[Chart and figure data]

## Start

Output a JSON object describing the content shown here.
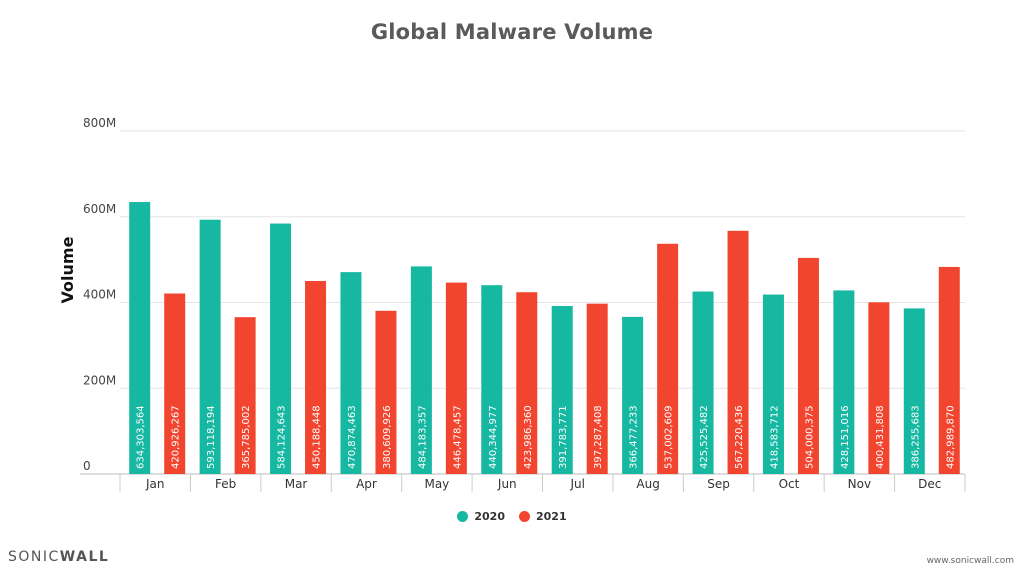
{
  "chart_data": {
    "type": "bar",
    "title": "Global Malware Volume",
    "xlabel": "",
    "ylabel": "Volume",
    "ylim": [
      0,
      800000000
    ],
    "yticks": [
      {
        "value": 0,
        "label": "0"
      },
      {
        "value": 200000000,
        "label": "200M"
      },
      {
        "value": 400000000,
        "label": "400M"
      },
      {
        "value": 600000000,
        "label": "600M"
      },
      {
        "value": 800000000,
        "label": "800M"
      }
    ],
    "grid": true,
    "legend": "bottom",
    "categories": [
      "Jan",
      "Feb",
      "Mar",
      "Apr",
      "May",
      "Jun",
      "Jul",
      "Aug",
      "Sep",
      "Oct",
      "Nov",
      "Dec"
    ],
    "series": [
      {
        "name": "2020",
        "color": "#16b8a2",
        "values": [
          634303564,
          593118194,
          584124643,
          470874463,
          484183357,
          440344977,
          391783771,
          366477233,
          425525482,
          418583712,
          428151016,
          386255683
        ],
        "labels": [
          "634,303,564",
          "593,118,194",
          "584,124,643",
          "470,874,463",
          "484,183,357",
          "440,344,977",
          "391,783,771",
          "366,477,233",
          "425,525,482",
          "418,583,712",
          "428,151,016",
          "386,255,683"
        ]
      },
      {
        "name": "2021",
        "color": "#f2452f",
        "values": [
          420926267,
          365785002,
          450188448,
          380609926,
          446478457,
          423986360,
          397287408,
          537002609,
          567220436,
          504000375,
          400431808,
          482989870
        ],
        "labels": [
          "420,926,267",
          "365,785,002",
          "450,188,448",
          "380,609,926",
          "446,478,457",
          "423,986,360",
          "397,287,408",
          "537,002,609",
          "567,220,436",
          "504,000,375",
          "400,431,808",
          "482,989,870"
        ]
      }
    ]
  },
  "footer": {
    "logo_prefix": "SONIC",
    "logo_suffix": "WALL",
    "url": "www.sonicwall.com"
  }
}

## End

**TASK DIRECTIONS:**
Print out every entry above without changing a word, and leave out the pictures.

**FULL OUTPUT:**
Output a JSON object describing the content shown here.
{
  "chart_data": {
    "type": "bar",
    "title": "Global Malware Volume",
    "xlabel": "",
    "ylabel": "Volume",
    "ylim": [
      0,
      800000000
    ],
    "yticks": [
      {
        "value": 0,
        "label": "0"
      },
      {
        "value": 200000000,
        "label": "200M"
      },
      {
        "value": 400000000,
        "label": "400M"
      },
      {
        "value": 600000000,
        "label": "600M"
      },
      {
        "value": 800000000,
        "label": "800M"
      }
    ],
    "grid": true,
    "legend": "bottom",
    "categories": [
      "Jan",
      "Feb",
      "Mar",
      "Apr",
      "May",
      "Jun",
      "Jul",
      "Aug",
      "Sep",
      "Oct",
      "Nov",
      "Dec"
    ],
    "series": [
      {
        "name": "2020",
        "color": "#16b8a2",
        "values": [
          634303564,
          593118194,
          584124643,
          470874463,
          484183357,
          440344977,
          391783771,
          366477233,
          425525482,
          418583712,
          428151016,
          386255683
        ],
        "labels": [
          "634,303,564",
          "593,118,194",
          "584,124,643",
          "470,874,463",
          "484,183,357",
          "440,344,977",
          "391,783,771",
          "366,477,233",
          "425,525,482",
          "418,583,712",
          "428,151,016",
          "386,255,683"
        ]
      },
      {
        "name": "2021",
        "color": "#f2452f",
        "values": [
          420926267,
          365785002,
          450188448,
          380609926,
          446478457,
          423986360,
          397287408,
          537002609,
          567220436,
          504000375,
          400431808,
          482989870
        ],
        "labels": [
          "420,926,267",
          "365,785,002",
          "450,188,448",
          "380,609,926",
          "446,478,457",
          "423,986,360",
          "397,287,408",
          "537,002,609",
          "567,220,436",
          "504,000,375",
          "400,431,808",
          "482,989,870"
        ]
      }
    ]
  },
  "footer": {
    "logo_prefix": "SONIC",
    "logo_suffix": "WALL",
    "url": "www.sonicwall.com"
  }
}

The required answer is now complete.